*Exercise aim:* Every line holding the word "been" counts once. Give the total, nothing more.

[Extracted records]
▶

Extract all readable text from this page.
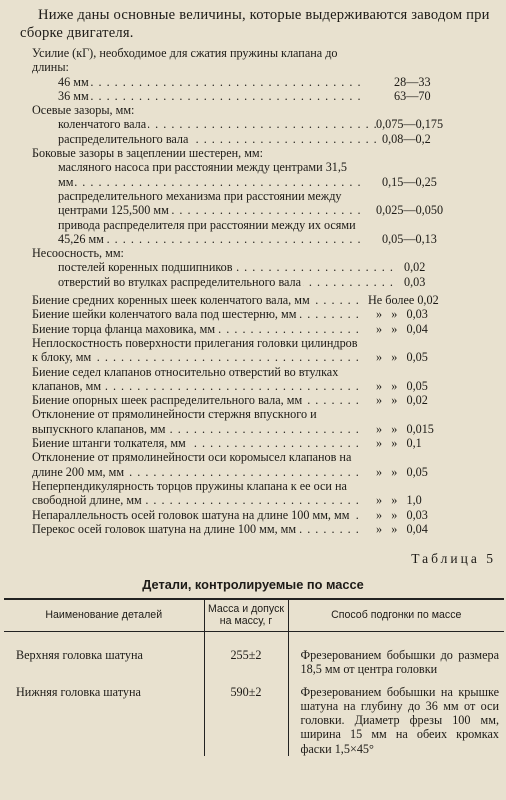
Ниже даны основные величины, которые выдерживаются заводом при сборке двигателя.
Усилие (кГ), необходимое для сжатия пружины клапана до длины:
46 мм . . .	28—33
36 мм . . .	63—70
Осевые зазоры, мм:
коленчатого вала . . .	0,075—0,175
распределительного вала . . .	0,08—0,2
Боковые зазоры в зацеплении шестерен, мм:
масляного насоса при расстоянии между центрами 31,5 мм . . .	0,15—0,25
распределительного механизма при расстоянии между центрами 125,500 мм . . .	0,025—0,050
привода распределителя при расстоянии между их осями 45,26 мм . . .	0,05—0,13
Несоосность, мм:
постелей коренных подшипников . . .	0,02
отверстий во втулках распределительного вала . . .	0,03
Биение средних коренных шеек коленчатого вала, мм . . .	Не более 0,02
Биение шейки коленчатого вала под шестерню, мм . . .	»   »   0,03
Биение торца фланца маховика, мм . . .	»   »   0,04
Неплоскостность поверхности прилегания головки цилиндров к блоку, мм . . .	»   »   0,05
Биение седел клапанов относительно отверстий во втулках клапанов, мм . . .	»   »   0,05
Биение опорных шеек распределительного вала, мм . . .	»   »   0,02
Отклонение от прямолинейности стержня впускного и выпускного клапанов, мм . . .	»   »   0,015
Биение штанги толкателя, мм . . .	»   »   0,1
Отклонение от прямолинейности оси коромысел клапанов на длине 200 мм, мм . . .	»   »   0,05
Неперпендикулярность торцов пружины клапана к ее оси на свободной длине, мм . . .	»   »   1,0
Непараллельность осей головок шатуна на длине 100 мм, мм . . .	»   »   0,03
Перекос осей головок шатуна на длине 100 мм, мм . . .	»   »   0,04
Таблица 5
Детали, контролируемые по массе
Наименование деталей	Масса и допуск на массу, г	Способ подгонки по массе
Верхняя головка шатуна	255±2	Фрезерованием бобышки до размера 18,5 мм от центра головки
Нижняя головка шатуна	590±2	Фрезерованием бобышки на крышке шатуна на глубину до 36 мм от оси головки. Диаметр фрезы 100 мм, ширина 15 мм на обеих кромках фаски 1,5×45°
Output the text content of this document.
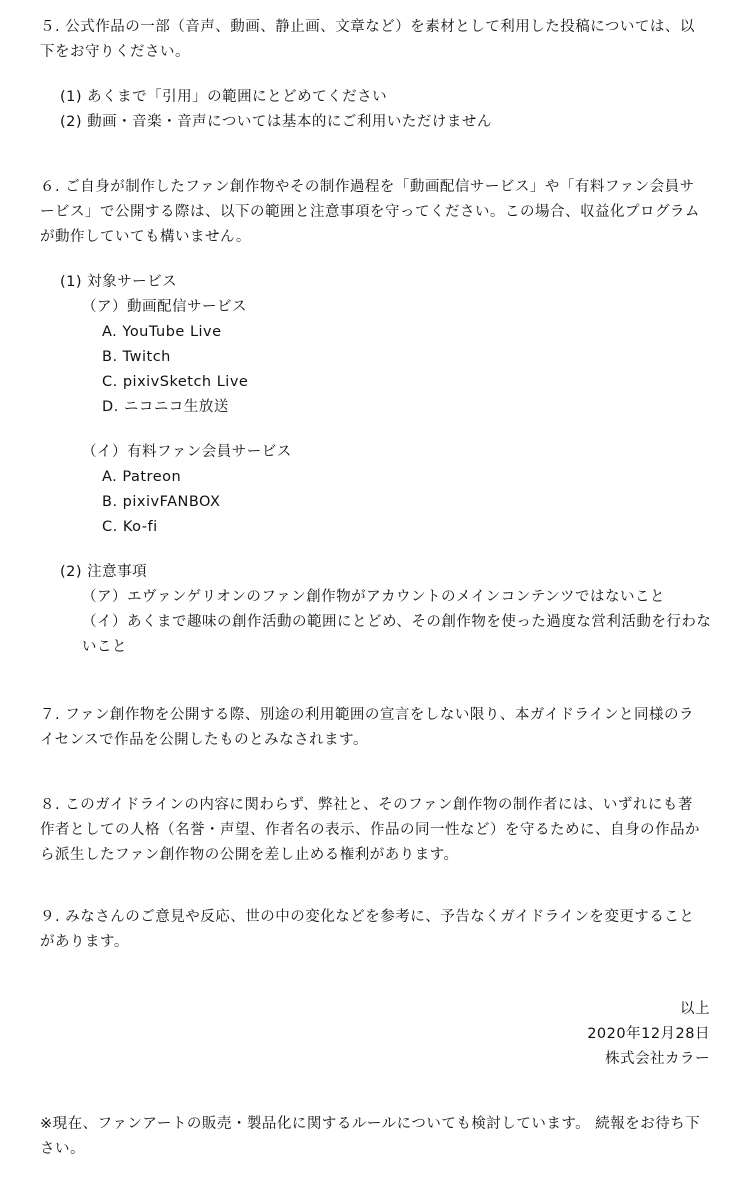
５. 公式作品の一部（音声、動画、静止画、文章など）を素材として利用した投稿については、以
下をお守りください。
(1) あくまで「引用」の範囲にとどめてください
(2) 動画・音楽・音声については基本的にご利用いただけません
６. ご自身が制作したファン創作物やその制作過程を「動画配信サービス」や「有料ファン会員サ
ービス」で公開する際は、以下の範囲と注意事項を守ってください。この場合、収益化プログラム
が動作していても構いません。
(1) 対象サービス
（ア）動画配信サービス
A. YouTube Live
B. Twitch
C. pixivSketch Live
D. ニコニコ生放送
（イ）有料ファン会員サービス
A. Patreon
B. pixivFANBOX
C. Ko-fi
(2) 注意事項
（ア）エヴァンゲリオンのファン創作物がアカウントのメインコンテンツではないこと
（イ）あくまで趣味の創作活動の範囲にとどめ、その創作物を使った過度な営利活動を行わな
いこと
７. ファン創作物を公開する際、別途の利用範囲の宣言をしない限り、本ガイドラインと同様のラ
イセンスで作品を公開したものとみなされます。
８. このガイドラインの内容に関わらず、弊社と、そのファン創作物の制作者には、いずれにも著
作者としての人格（名誉・声望、作者名の表示、作品の同一性など）を守るために、自身の作品か
ら派生したファン創作物の公開を差し止める権利があります。
９. みなさんのご意見や反応、世の中の変化などを参考に、予告なくガイドラインを変更すること
があります。
以上
2020年12月28日
株式会社カラー
※現在、ファンアートの販売・製品化に関するルールについても検討しています。 続報をお待ち下
さい。
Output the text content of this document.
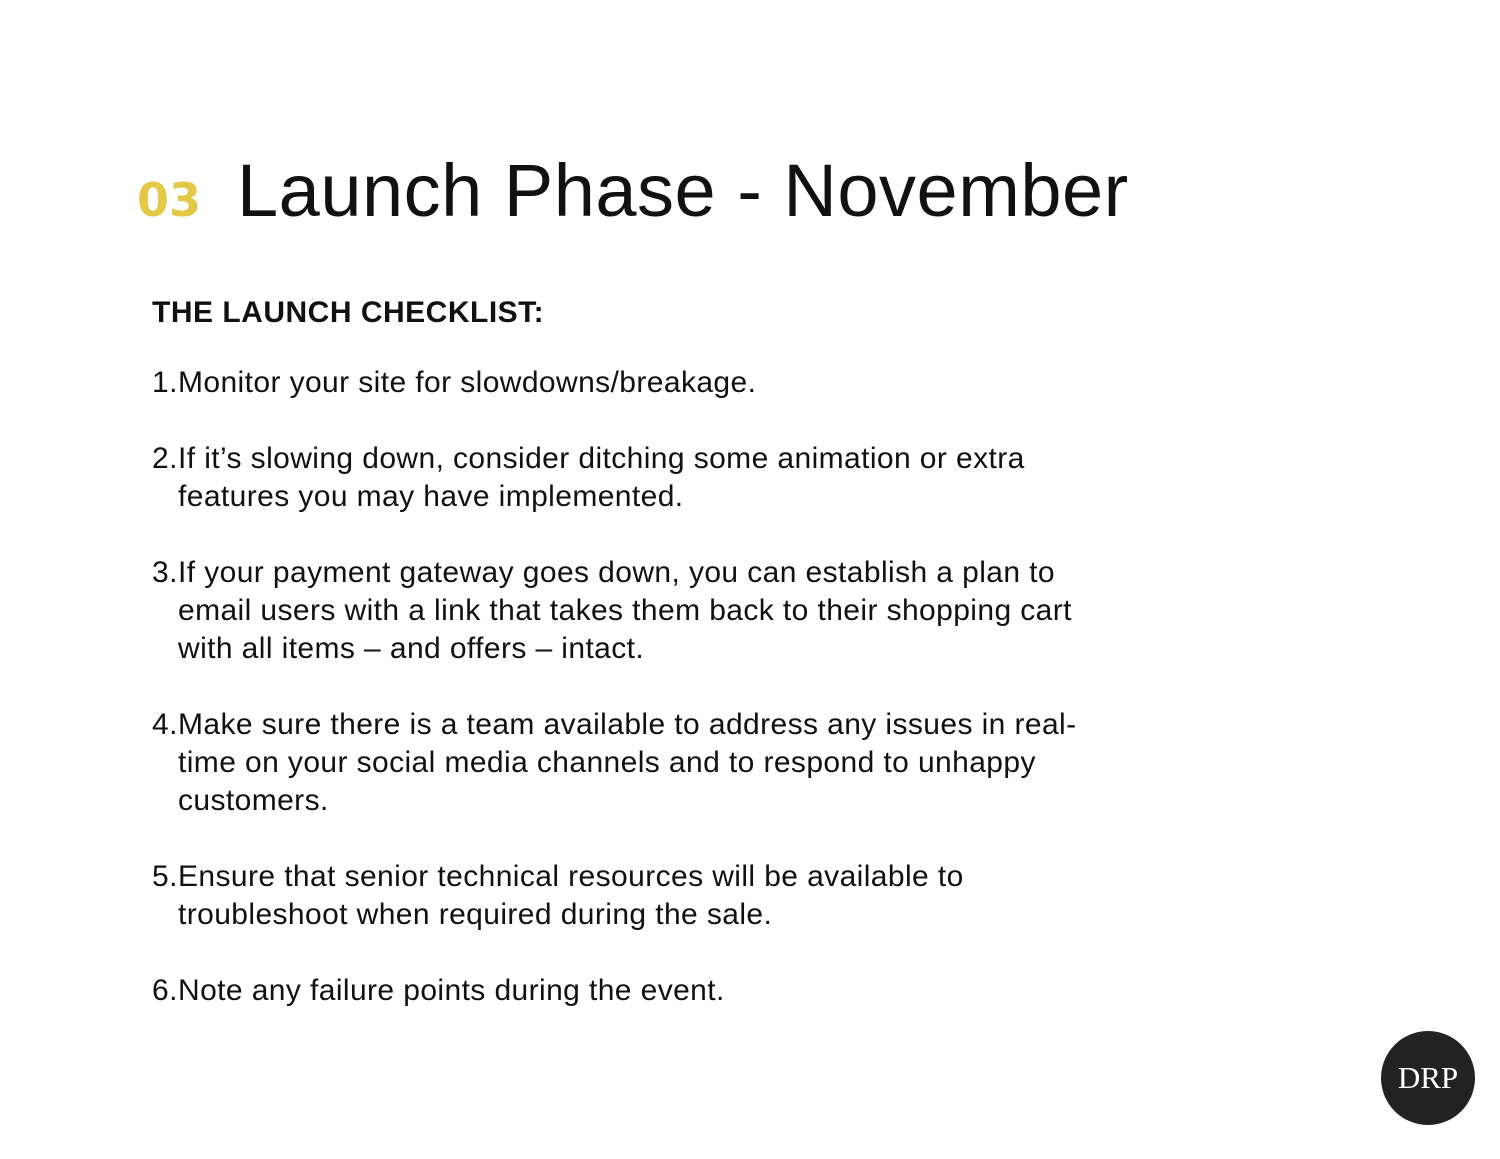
03 Launch Phase - November
THE LAUNCH CHECKLIST:
1. Monitor your site for slowdowns/breakage.
2. If it’s slowing down, consider ditching some animation or extra features you may have implemented.
3. If your payment gateway goes down, you can establish a plan to email users with a link that takes them back to their shopping cart with all items – and offers – intact.
4. Make sure there is a team available to address any issues in real-time on your social media channels and to respond to unhappy customers.
5. Ensure that senior technical resources will be available to troubleshoot when required during the sale.
6. Note any failure points during the event.
DRP
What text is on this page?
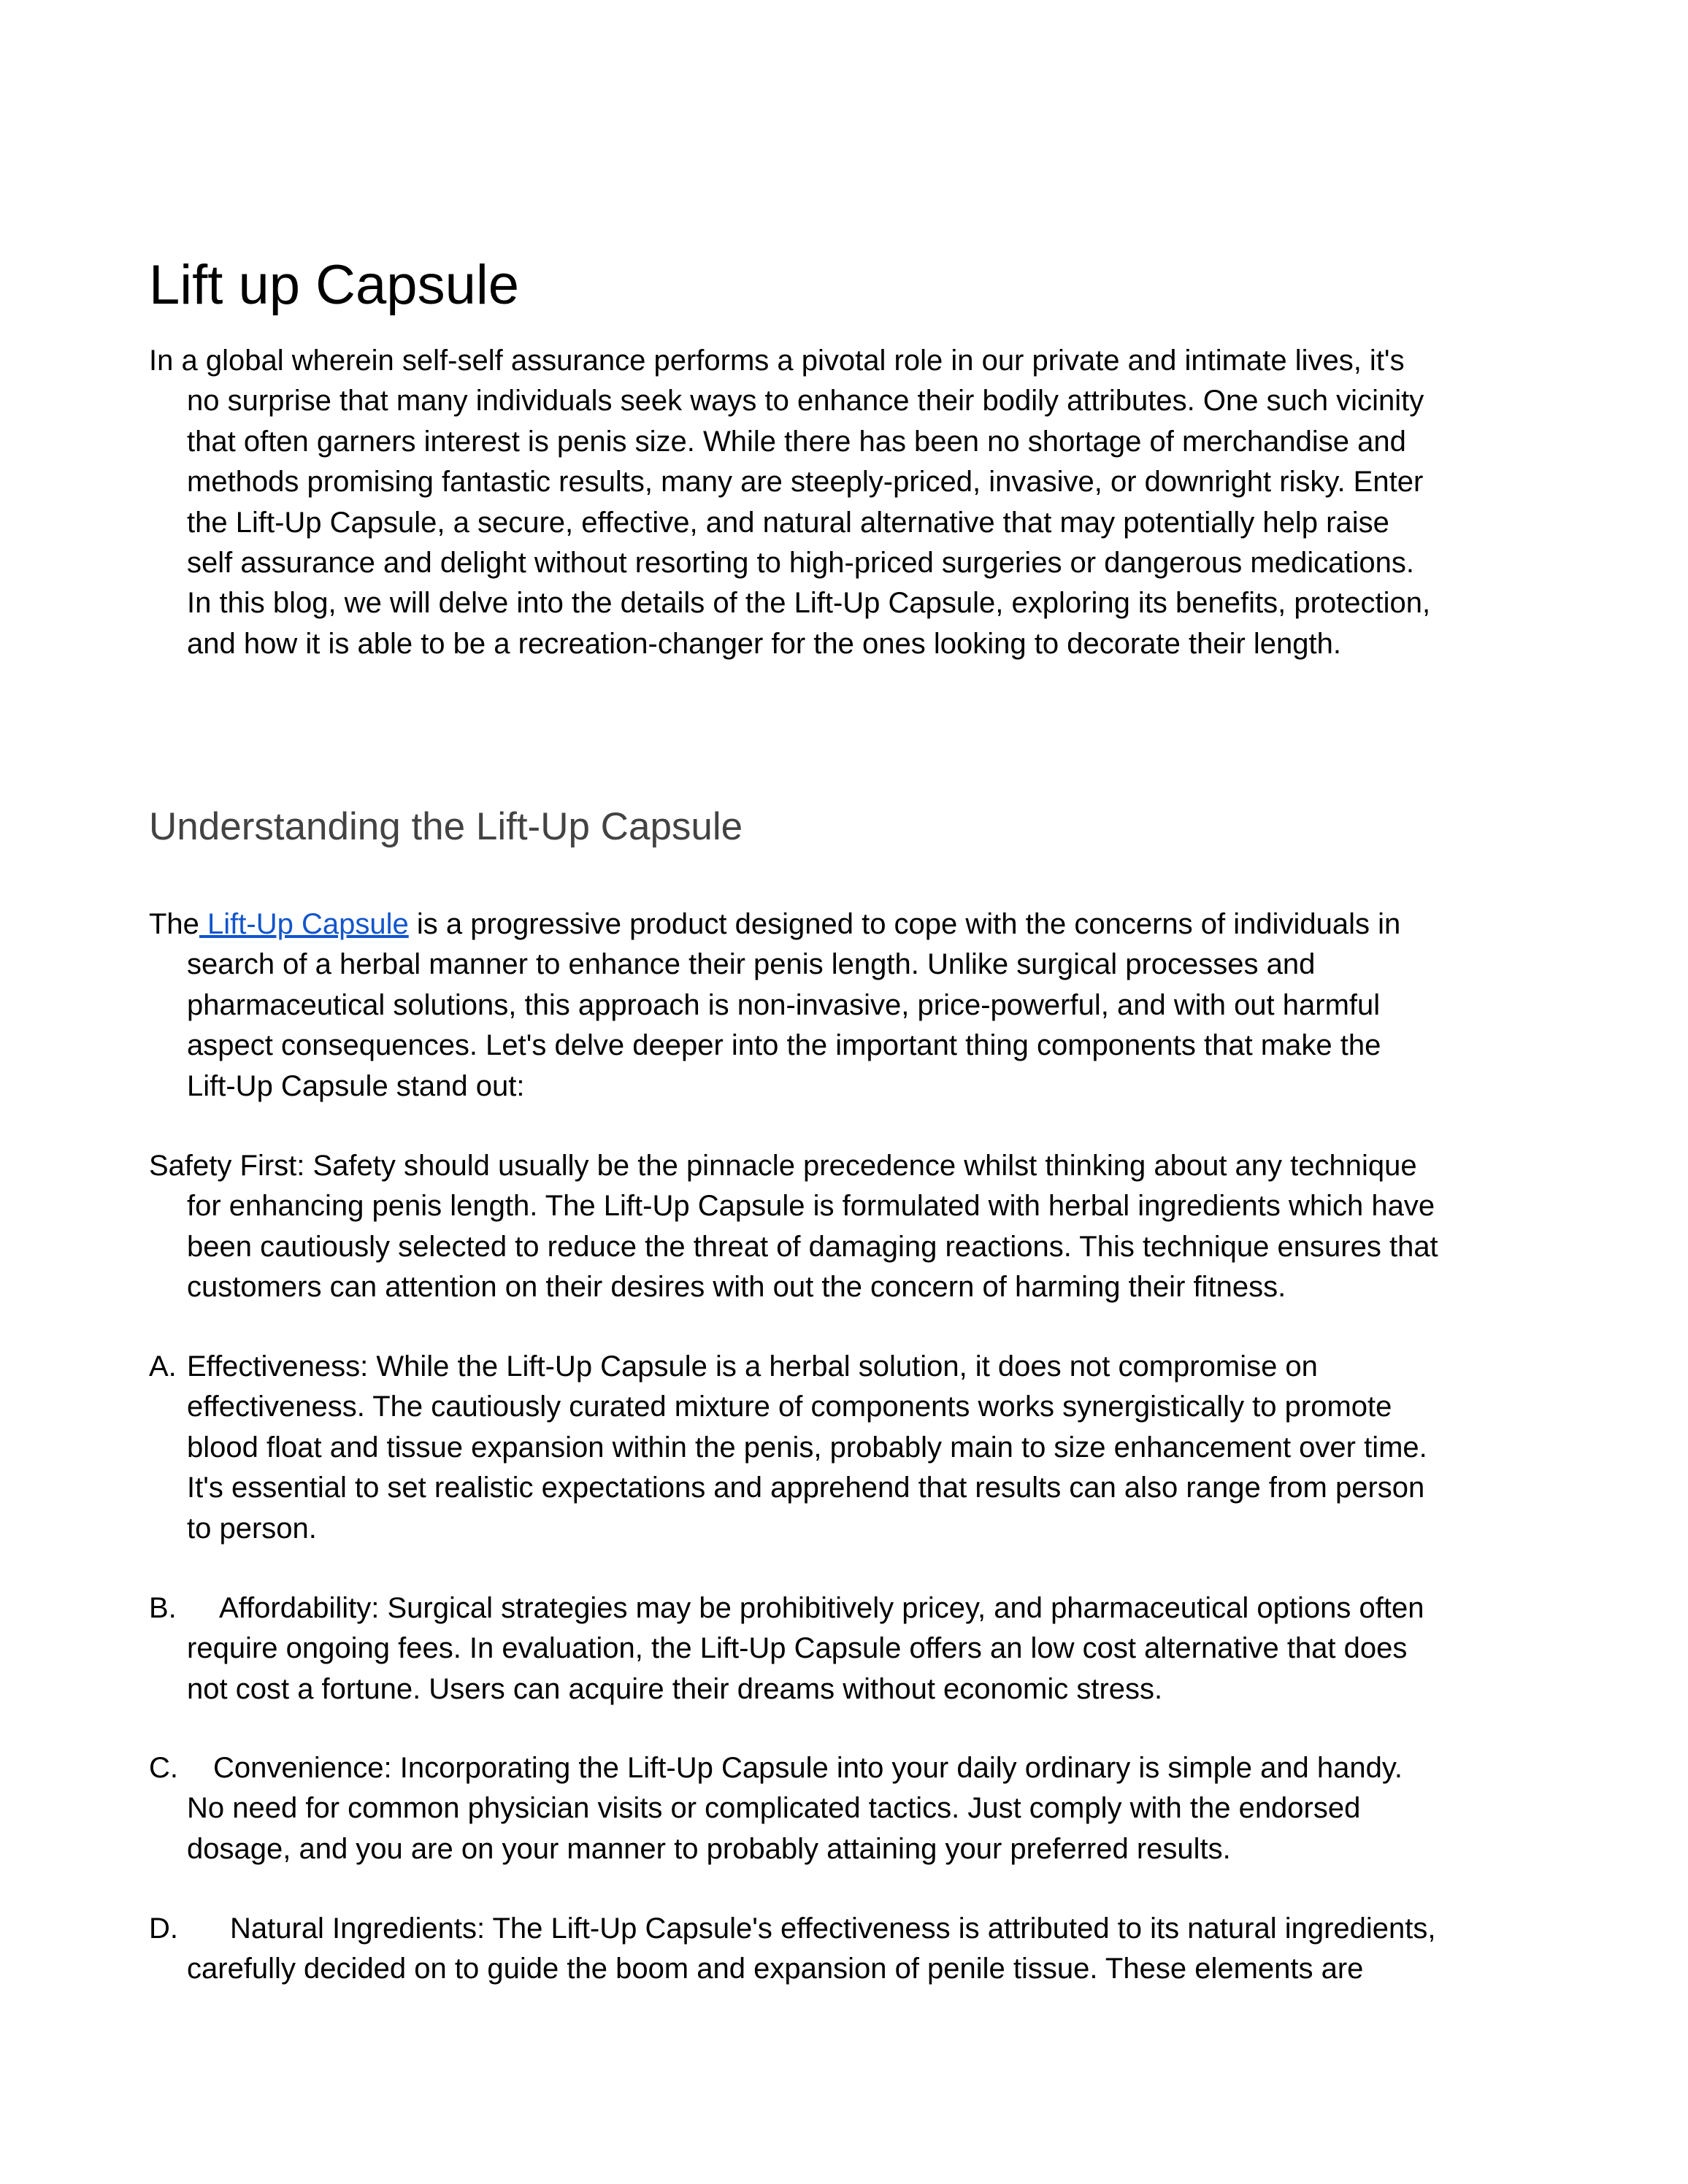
Lift up Capsule
In a global wherein self-self assurance performs a pivotal role in our private and intimate lives, it's
no surprise that many individuals seek ways to enhance their bodily attributes. One such vicinity
that often garners interest is penis size. While there has been no shortage of merchandise and
methods promising fantastic results, many are steeply-priced, invasive, or downright risky. Enter
the Lift-Up Capsule, a secure, effective, and natural alternative that may potentially help raise
self assurance and delight without resorting to high-priced surgeries or dangerous medications.
In this blog, we will delve into the details of the Lift-Up Capsule, exploring its benefits, protection,
and how it is able to be a recreation-changer for the ones looking to decorate their length.
Understanding the Lift-Up Capsule
The Lift-Up Capsule is a progressive product designed to cope with the concerns of individuals in
search of a herbal manner to enhance their penis length. Unlike surgical processes and
pharmaceutical solutions, this approach is non-invasive, price-powerful, and with out harmful
aspect consequences. Let's delve deeper into the important thing components that make the
Lift-Up Capsule stand out:
Safety First: Safety should usually be the pinnacle precedence whilst thinking about any technique
for enhancing penis length. The Lift-Up Capsule is formulated with herbal ingredients which have
been cautiously selected to reduce the threat of damaging reactions. This technique ensures that
customers can attention on their desires with out the concern of harming their fitness.
A. Effectiveness: While the Lift-Up Capsule is a herbal solution, it does not compromise on
effectiveness. The cautiously curated mixture of components works synergistically to promote
blood float and tissue expansion within the penis, probably main to size enhancement over time.
It's essential to set realistic expectations and apprehend that results can also range from person
to person.
B. Affordability: Surgical strategies may be prohibitively pricey, and pharmaceutical options often
require ongoing fees. In evaluation, the Lift-Up Capsule offers an low cost alternative that does
not cost a fortune. Users can acquire their dreams without economic stress.
C. Convenience: Incorporating the Lift-Up Capsule into your daily ordinary is simple and handy.
No need for common physician visits or complicated tactics. Just comply with the endorsed
dosage, and you are on your manner to probably attaining your preferred results.
D. Natural Ingredients: The Lift-Up Capsule's effectiveness is attributed to its natural ingredients,
carefully decided on to guide the boom and expansion of penile tissue. These elements are
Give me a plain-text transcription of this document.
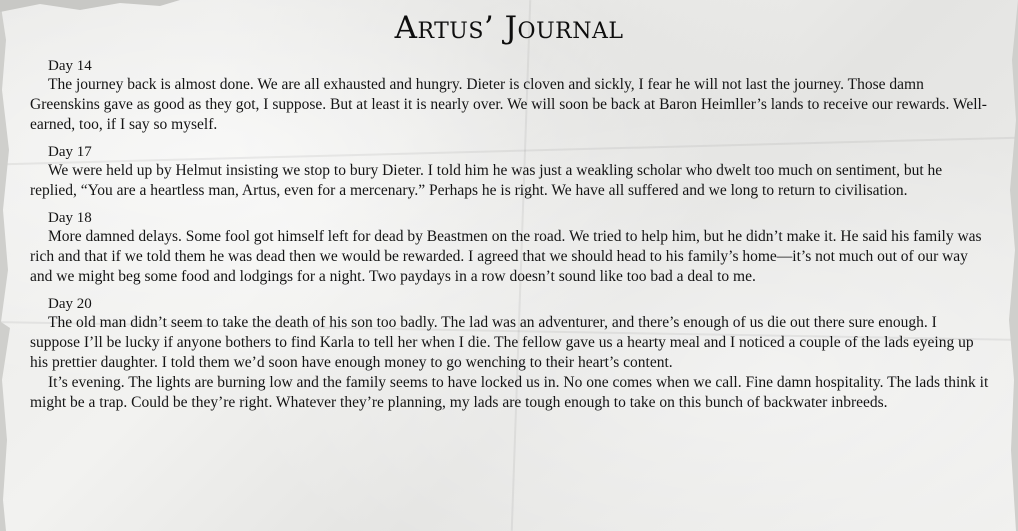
Artus’ Journal

Day 14

The journey back is almost done. We are all exhausted and hungry. Dieter is cloven and sickly, I fear he will not last the journey. Those damn Greenskins gave as good as they got, I suppose. But at least it is nearly over. We will soon be back at Baron Heimller’s lands to receive our rewards. Well-earned, too, if I say so myself.

Day 17

We were held up by Helmut insisting we stop to bury Dieter. I told him he was just a weakling scholar who dwelt too much on sentiment, but he replied, “You are a heartless man, Artus, even for a mercenary.” Perhaps he is right. We have all suffered and we long to return to civilisation.

Day 18

More damned delays. Some fool got himself left for dead by Beastmen on the road. We tried to help him, but he didn’t make it. He said his family was rich and that if we told them he was dead then we would be rewarded. I agreed that we should head to his family’s home—it’s not much out of our way and we might beg some food and lodgings for a night. Two paydays in a row doesn’t sound like too bad a deal to me.

Day 20

The old man didn’t seem to take the death of his son too badly. The lad was an adventurer, and there’s enough of us die out there sure enough. I suppose I’ll be lucky if anyone bothers to find Karla to tell her when I die. The fellow gave us a hearty meal and I noticed a couple of the lads eyeing up his prettier daughter. I told them we’d soon have enough money to go wenching to their heart’s content.

It’s evening. The lights are burning low and the family seems to have locked us in. No one comes when we call. Fine damn hospitality. The lads think it might be a trap. Could be they’re right. Whatever they’re planning, my lads are tough enough to take on this bunch of backwater inbreeds.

◀

*Answer to the task:* 2